Dataset listings of figures
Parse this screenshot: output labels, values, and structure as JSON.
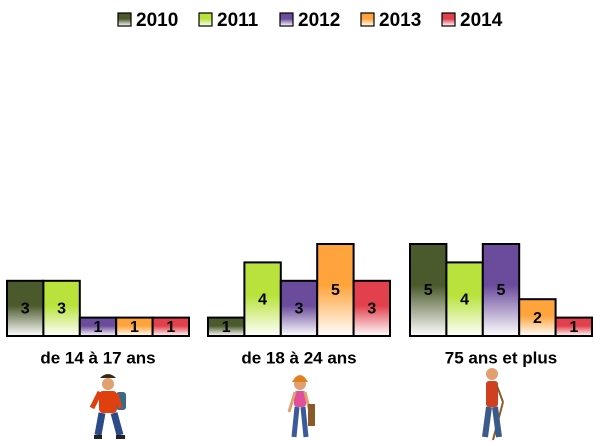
{
  "chart_data": {
    "type": "bar",
    "categories": [
      "de 14 à 17 ans",
      "de 18 à 24 ans",
      "75 ans et plus"
    ],
    "series": [
      {
        "name": "2010",
        "color": "#4b5a2c",
        "values": [
          3,
          1,
          5
        ]
      },
      {
        "name": "2011",
        "color": "#b9e23c",
        "values": [
          3,
          4,
          4
        ]
      },
      {
        "name": "2012",
        "color": "#6b4c9c",
        "values": [
          1,
          3,
          5
        ]
      },
      {
        "name": "2013",
        "color": "#ffa43c",
        "values": [
          1,
          5,
          2
        ]
      },
      {
        "name": "2014",
        "color": "#e2404c",
        "values": [
          1,
          3,
          1
        ]
      }
    ],
    "legend": "top"
  }
}
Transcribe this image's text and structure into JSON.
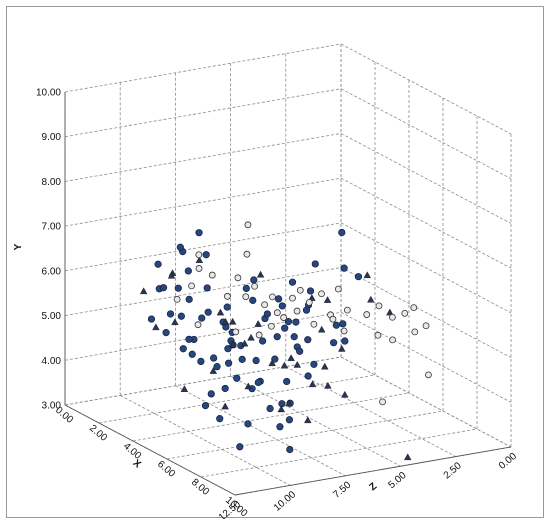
{
  "chart_data": {
    "type": "scatter3d",
    "axes": {
      "y": {
        "label": "Y",
        "range": [
          3.0,
          10.0
        ],
        "ticks": [
          "3.00",
          "4.00",
          "5.00",
          "6.00",
          "7.00",
          "8.00",
          "9.00",
          "10.00"
        ]
      },
      "x": {
        "label": "X",
        "range": [
          0.0,
          10.0
        ],
        "ticks": [
          "0.00",
          "2.00",
          "4.00",
          "6.00",
          "8.00",
          "10.00"
        ]
      },
      "z": {
        "label": "Z",
        "range": [
          0.0,
          12.5
        ],
        "ticks": [
          "0.00",
          "2.50",
          "5.00",
          "7.50",
          "10.00",
          "12.50"
        ]
      }
    },
    "grid": true,
    "colors": {
      "filled_circle": "#27467e",
      "circle_edge": "#101a30",
      "triangle": "#2a3550",
      "open_circle": "#e8e8e8",
      "open_edge": "#333333"
    },
    "series": [
      {
        "marker": "filled-circle",
        "points": [
          [
            4.0,
            2.2,
            5.4
          ],
          [
            3.5,
            3.1,
            5.0
          ],
          [
            4.2,
            2.8,
            6.0
          ],
          [
            3.0,
            4.1,
            7.4
          ],
          [
            4.4,
            3.3,
            6.6
          ],
          [
            2.8,
            4.0,
            6.0
          ],
          [
            3.6,
            3.6,
            6.8
          ],
          [
            4.5,
            3.0,
            5.8
          ],
          [
            3.2,
            4.5,
            7.0
          ],
          [
            2.5,
            4.0,
            6.4
          ],
          [
            3.8,
            3.2,
            5.6
          ],
          [
            4.6,
            4.0,
            7.2
          ],
          [
            4.0,
            4.0,
            7.8
          ],
          [
            2.8,
            3.5,
            5.9
          ],
          [
            3.4,
            4.7,
            7.6
          ],
          [
            5.0,
            5.0,
            7.4
          ],
          [
            5.2,
            4.6,
            7.0
          ],
          [
            5.6,
            5.2,
            7.2
          ],
          [
            6.0,
            5.0,
            6.6
          ],
          [
            5.4,
            5.6,
            7.6
          ],
          [
            6.2,
            4.6,
            6.0
          ],
          [
            5.8,
            5.8,
            7.8
          ],
          [
            6.4,
            5.0,
            6.8
          ],
          [
            5.2,
            6.0,
            8.0
          ],
          [
            5.0,
            5.2,
            6.4
          ],
          [
            6.2,
            6.2,
            7.6
          ],
          [
            6.0,
            5.6,
            7.0
          ],
          [
            5.6,
            6.4,
            8.6
          ],
          [
            6.4,
            6.0,
            6.4
          ],
          [
            5.4,
            5.4,
            6.2
          ],
          [
            6.6,
            5.4,
            7.2
          ],
          [
            6.0,
            6.2,
            6.0
          ],
          [
            5.0,
            6.4,
            7.8
          ],
          [
            4.6,
            5.6,
            6.2
          ],
          [
            5.6,
            4.2,
            5.8
          ],
          [
            6.8,
            6.0,
            6.8
          ],
          [
            7.0,
            5.6,
            5.6
          ],
          [
            6.5,
            6.6,
            7.2
          ],
          [
            4.8,
            4.8,
            5.2
          ],
          [
            6.8,
            7.0,
            6.4
          ],
          [
            5.8,
            4.9,
            4.8
          ],
          [
            6.8,
            7.6,
            5.2
          ],
          [
            7.0,
            6.6,
            4.6
          ],
          [
            6.2,
            5.0,
            4.6
          ],
          [
            6.6,
            5.5,
            5.0
          ],
          [
            7.2,
            6.9,
            5.4
          ],
          [
            2.0,
            3.2,
            4.0
          ],
          [
            1.4,
            5.0,
            8.8
          ],
          [
            1.0,
            5.5,
            9.0
          ],
          [
            2.0,
            4.5,
            8.2
          ],
          [
            1.6,
            5.6,
            8.6
          ],
          [
            0.8,
            4.8,
            9.2
          ],
          [
            1.8,
            6.0,
            8.3
          ],
          [
            1.2,
            5.2,
            7.8
          ],
          [
            2.2,
            5.0,
            8.0
          ],
          [
            1.4,
            4.6,
            9.0
          ],
          [
            1.6,
            6.4,
            8.4
          ],
          [
            0.8,
            6.0,
            8.9
          ],
          [
            1.0,
            4.8,
            8.0
          ],
          [
            2.0,
            5.6,
            7.6
          ],
          [
            1.2,
            6.4,
            8.2
          ],
          [
            1.8,
            5.0,
            7.4
          ],
          [
            2.4,
            5.2,
            7.0
          ],
          [
            1.5,
            4.2,
            8.3
          ],
          [
            0.6,
            5.4,
            8.5
          ],
          [
            2.2,
            6.4,
            7.8
          ],
          [
            1.0,
            6.6,
            7.2
          ],
          [
            1.6,
            3.9,
            7.0
          ],
          [
            0.8,
            4.2,
            7.5
          ],
          [
            1.8,
            4.6,
            6.6
          ],
          [
            0.6,
            3.8,
            7.2
          ],
          [
            1.2,
            3.0,
            6.8
          ],
          [
            0.5,
            3.4,
            6.0
          ],
          [
            1.4,
            4.0,
            6.2
          ],
          [
            0.6,
            4.4,
            5.8
          ],
          [
            0.4,
            3.8,
            5.2
          ],
          [
            0.2,
            3.5,
            6.5
          ],
          [
            0.6,
            2.6,
            6.6
          ],
          [
            0.2,
            2.8,
            5.4
          ],
          [
            0.4,
            2.2,
            5.8
          ],
          [
            0.1,
            4.0,
            5.0
          ],
          [
            0.8,
            1.6,
            5.2
          ],
          [
            0.5,
            2.0,
            4.6
          ]
        ]
      },
      {
        "marker": "triangle",
        "points": [
          [
            3.0,
            4.5,
            7.2
          ],
          [
            5.0,
            3.5,
            6.2
          ],
          [
            4.0,
            4.2,
            6.2
          ],
          [
            3.5,
            3.0,
            5.4
          ],
          [
            5.5,
            4.5,
            6.8
          ],
          [
            4.8,
            3.0,
            5.2
          ],
          [
            5.6,
            4.0,
            5.6
          ],
          [
            6.0,
            4.6,
            6.6
          ],
          [
            5.2,
            3.8,
            4.6
          ],
          [
            6.4,
            5.4,
            5.8
          ],
          [
            7.0,
            6.2,
            6.0
          ],
          [
            4.2,
            4.8,
            7.6
          ],
          [
            3.6,
            5.2,
            8.0
          ],
          [
            5.4,
            6.6,
            7.8
          ],
          [
            6.6,
            6.2,
            6.4
          ],
          [
            2.6,
            3.4,
            6.2
          ],
          [
            6.2,
            3.8,
            4.6
          ],
          [
            6.8,
            5.0,
            5.2
          ],
          [
            5.8,
            4.4,
            5.2
          ],
          [
            5.0,
            5.4,
            7.6
          ],
          [
            4.6,
            4.4,
            5.8
          ],
          [
            3.8,
            4.8,
            7.0
          ],
          [
            7.0,
            6.6,
            4.2
          ],
          [
            2.0,
            5.0,
            7.0
          ],
          [
            1.8,
            6.2,
            7.8
          ],
          [
            1.0,
            5.8,
            8.4
          ],
          [
            0.8,
            4.6,
            9.0
          ],
          [
            0.4,
            3.0,
            7.4
          ],
          [
            1.4,
            4.8,
            8.6
          ],
          [
            0.6,
            5.4,
            9.4
          ],
          [
            0.2,
            2.4,
            5.4
          ],
          [
            1.2,
            5.8,
            8.6
          ],
          [
            2.2,
            4.8,
            6.6
          ],
          [
            8.2,
            6.0,
            4.1
          ],
          [
            7.6,
            6.2,
            4.5
          ],
          [
            8.6,
            2.8,
            3.6
          ],
          [
            0.8,
            3.4,
            6.4
          ]
        ]
      },
      {
        "marker": "open-circle",
        "points": [
          [
            1.4,
            5.3,
            8.5
          ],
          [
            1.6,
            5.6,
            8.0
          ],
          [
            1.0,
            5.8,
            7.2
          ],
          [
            0.6,
            6.0,
            6.9
          ],
          [
            1.0,
            5.6,
            6.6
          ],
          [
            1.5,
            5.2,
            6.3
          ],
          [
            1.6,
            5.6,
            5.9
          ],
          [
            1.8,
            5.2,
            5.7
          ],
          [
            1.8,
            5.4,
            5.3
          ],
          [
            2.0,
            5.0,
            5.0
          ],
          [
            2.2,
            5.2,
            4.8
          ],
          [
            2.1,
            4.8,
            4.5
          ],
          [
            2.6,
            5.2,
            4.2
          ],
          [
            2.8,
            5.4,
            4.0
          ],
          [
            3.0,
            5.0,
            4.3
          ],
          [
            3.2,
            5.2,
            3.9
          ],
          [
            3.4,
            5.4,
            3.5
          ],
          [
            3.6,
            4.8,
            4.0
          ],
          [
            3.8,
            5.0,
            3.4
          ],
          [
            4.0,
            5.6,
            3.2
          ],
          [
            4.2,
            5.0,
            3.6
          ],
          [
            4.4,
            5.2,
            3.1
          ],
          [
            4.6,
            4.8,
            3.4
          ],
          [
            1.8,
            6.8,
            5.6
          ],
          [
            2.0,
            6.2,
            5.8
          ],
          [
            1.2,
            4.6,
            7.4
          ],
          [
            2.2,
            4.4,
            5.4
          ],
          [
            2.4,
            4.6,
            5.0
          ],
          [
            2.6,
            4.8,
            4.6
          ],
          [
            1.6,
            4.4,
            6.0
          ],
          [
            6.6,
            3.6,
            3.2
          ],
          [
            6.2,
            5.0,
            3.1
          ],
          [
            5.8,
            5.4,
            3.3
          ],
          [
            6.0,
            5.6,
            2.9
          ],
          [
            6.4,
            5.4,
            2.6
          ],
          [
            6.8,
            5.0,
            2.9
          ],
          [
            7.0,
            5.6,
            2.5
          ],
          [
            7.2,
            5.2,
            2.2
          ],
          [
            7.4,
            5.8,
            2.4
          ],
          [
            7.6,
            5.4,
            2.0
          ],
          [
            8.0,
            4.4,
            2.2
          ]
        ]
      }
    ]
  }
}
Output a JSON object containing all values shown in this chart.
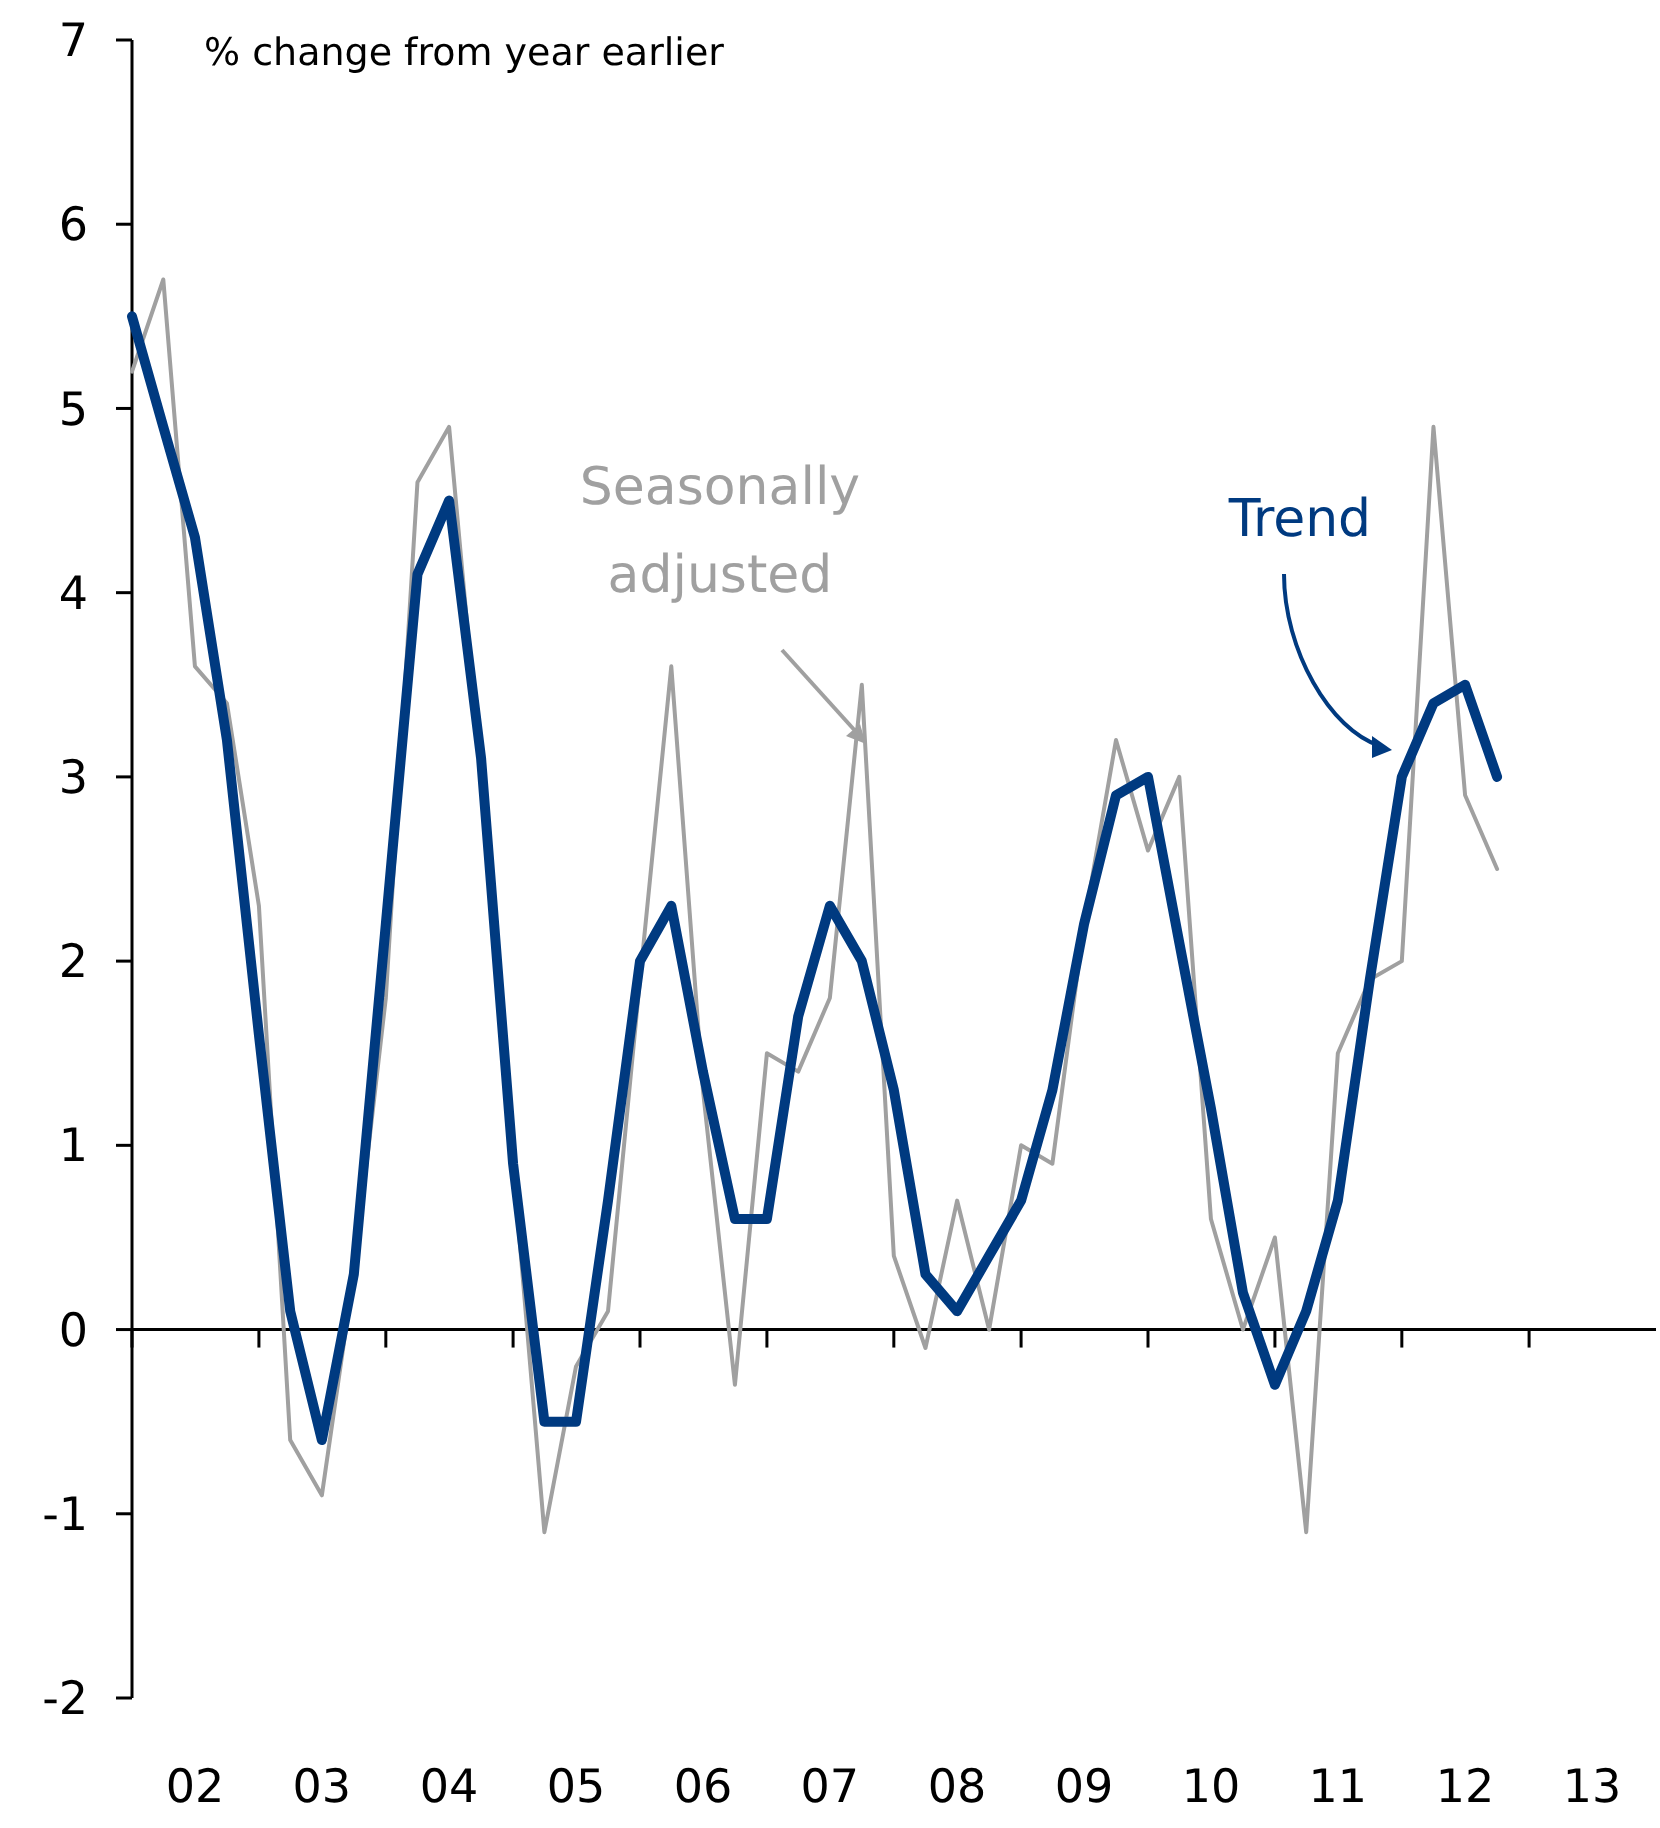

**Directions:** Identify the lines of the data that contain the word "marker". Copy each of them.

**Task output:**
        "marker": "filled-circle",
        "marker": "triangle",
        "marker": "open-circle",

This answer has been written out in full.